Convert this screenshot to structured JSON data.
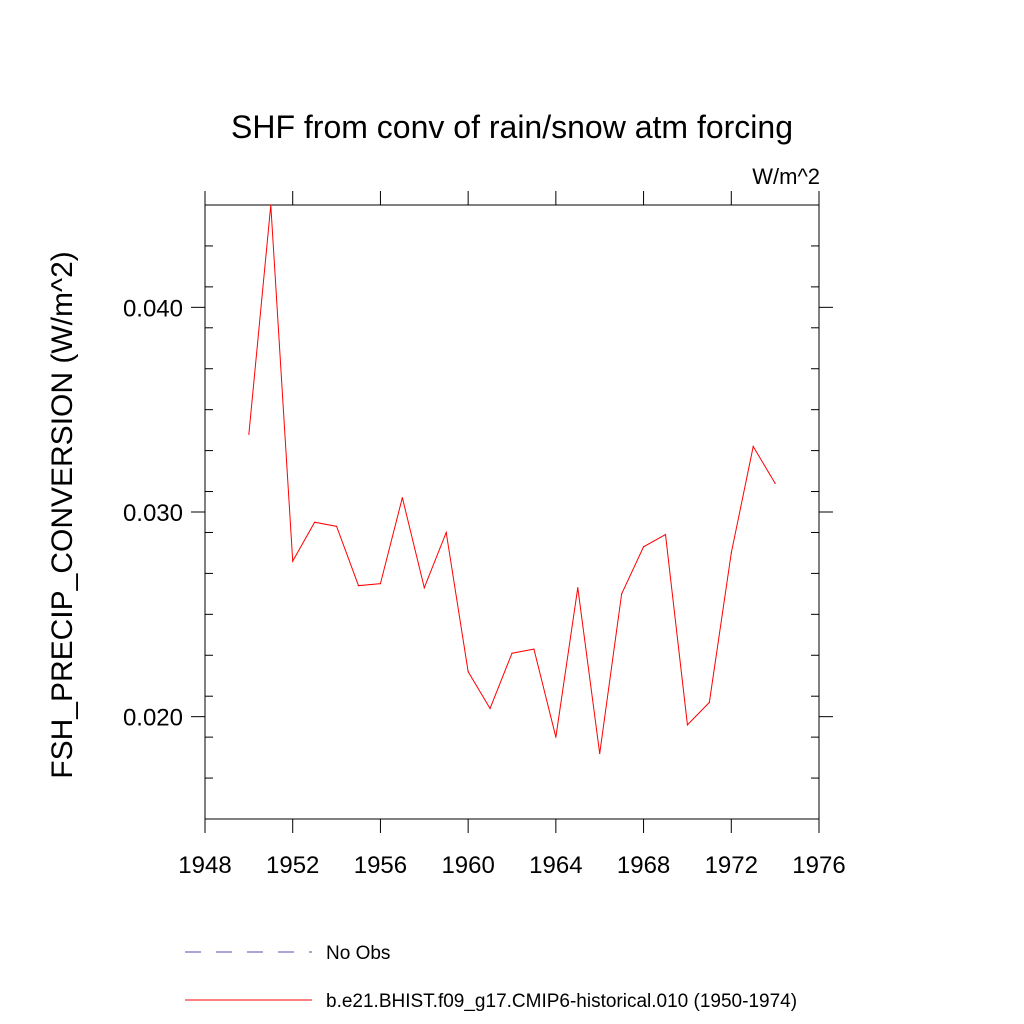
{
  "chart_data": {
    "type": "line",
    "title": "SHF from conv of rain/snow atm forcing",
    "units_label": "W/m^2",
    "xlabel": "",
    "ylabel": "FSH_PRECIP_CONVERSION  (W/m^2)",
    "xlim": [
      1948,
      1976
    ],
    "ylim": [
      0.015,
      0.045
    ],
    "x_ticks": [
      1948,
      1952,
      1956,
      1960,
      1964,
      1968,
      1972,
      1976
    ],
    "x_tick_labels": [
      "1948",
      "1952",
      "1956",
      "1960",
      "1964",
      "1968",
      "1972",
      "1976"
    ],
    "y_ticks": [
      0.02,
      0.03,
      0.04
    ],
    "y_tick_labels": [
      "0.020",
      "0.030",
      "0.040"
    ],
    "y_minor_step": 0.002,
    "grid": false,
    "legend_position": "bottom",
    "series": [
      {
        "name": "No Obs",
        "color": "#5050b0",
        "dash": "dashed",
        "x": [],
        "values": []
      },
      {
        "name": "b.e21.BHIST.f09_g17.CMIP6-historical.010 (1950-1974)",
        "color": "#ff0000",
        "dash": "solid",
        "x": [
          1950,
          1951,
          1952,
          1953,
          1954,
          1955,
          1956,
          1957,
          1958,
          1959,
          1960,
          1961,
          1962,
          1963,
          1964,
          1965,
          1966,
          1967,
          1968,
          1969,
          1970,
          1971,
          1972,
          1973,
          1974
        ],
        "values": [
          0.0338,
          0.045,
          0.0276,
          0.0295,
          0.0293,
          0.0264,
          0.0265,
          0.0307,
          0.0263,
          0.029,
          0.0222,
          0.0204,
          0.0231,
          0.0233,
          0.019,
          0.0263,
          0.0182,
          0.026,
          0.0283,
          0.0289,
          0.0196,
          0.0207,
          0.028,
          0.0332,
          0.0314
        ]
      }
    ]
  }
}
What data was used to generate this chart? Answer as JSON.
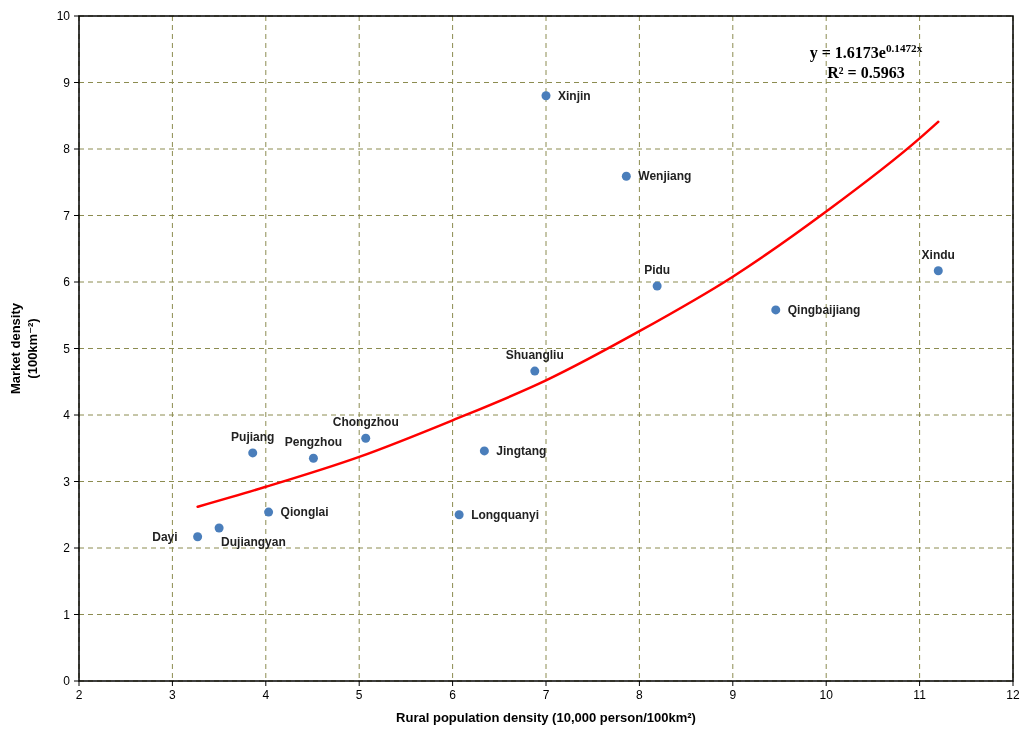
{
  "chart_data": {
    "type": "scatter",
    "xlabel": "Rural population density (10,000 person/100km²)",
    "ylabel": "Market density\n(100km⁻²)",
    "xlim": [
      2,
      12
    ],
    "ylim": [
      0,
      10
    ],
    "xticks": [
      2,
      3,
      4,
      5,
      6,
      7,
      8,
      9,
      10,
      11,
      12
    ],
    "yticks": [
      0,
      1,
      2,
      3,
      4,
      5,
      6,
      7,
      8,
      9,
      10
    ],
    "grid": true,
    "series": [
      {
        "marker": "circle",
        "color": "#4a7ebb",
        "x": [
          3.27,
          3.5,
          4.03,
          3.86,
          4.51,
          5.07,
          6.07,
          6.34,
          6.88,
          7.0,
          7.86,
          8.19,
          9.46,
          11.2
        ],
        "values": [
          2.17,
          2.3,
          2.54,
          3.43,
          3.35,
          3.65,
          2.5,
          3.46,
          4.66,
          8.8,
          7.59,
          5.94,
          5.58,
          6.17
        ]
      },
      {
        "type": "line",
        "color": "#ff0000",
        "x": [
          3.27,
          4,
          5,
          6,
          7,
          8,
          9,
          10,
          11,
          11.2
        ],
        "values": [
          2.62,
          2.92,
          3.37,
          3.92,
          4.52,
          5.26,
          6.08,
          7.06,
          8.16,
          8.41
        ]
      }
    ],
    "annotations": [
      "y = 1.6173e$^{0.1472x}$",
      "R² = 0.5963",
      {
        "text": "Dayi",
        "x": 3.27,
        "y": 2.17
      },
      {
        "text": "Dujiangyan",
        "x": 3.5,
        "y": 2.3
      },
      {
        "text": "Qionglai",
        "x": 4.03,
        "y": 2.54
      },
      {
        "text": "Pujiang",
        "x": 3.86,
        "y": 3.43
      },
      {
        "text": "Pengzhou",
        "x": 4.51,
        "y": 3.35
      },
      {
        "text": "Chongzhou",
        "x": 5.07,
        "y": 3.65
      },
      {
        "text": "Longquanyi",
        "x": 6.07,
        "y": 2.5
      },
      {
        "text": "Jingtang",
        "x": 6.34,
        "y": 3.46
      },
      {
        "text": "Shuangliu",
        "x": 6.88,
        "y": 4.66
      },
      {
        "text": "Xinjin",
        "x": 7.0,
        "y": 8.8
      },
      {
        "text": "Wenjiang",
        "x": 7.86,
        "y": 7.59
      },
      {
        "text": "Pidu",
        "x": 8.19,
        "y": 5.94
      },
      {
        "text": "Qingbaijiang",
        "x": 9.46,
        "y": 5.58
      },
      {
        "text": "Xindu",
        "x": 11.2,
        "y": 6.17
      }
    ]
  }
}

Challenge
Say how many lines in the records hold the string "name", and say nothing else.

Response for this exercise
2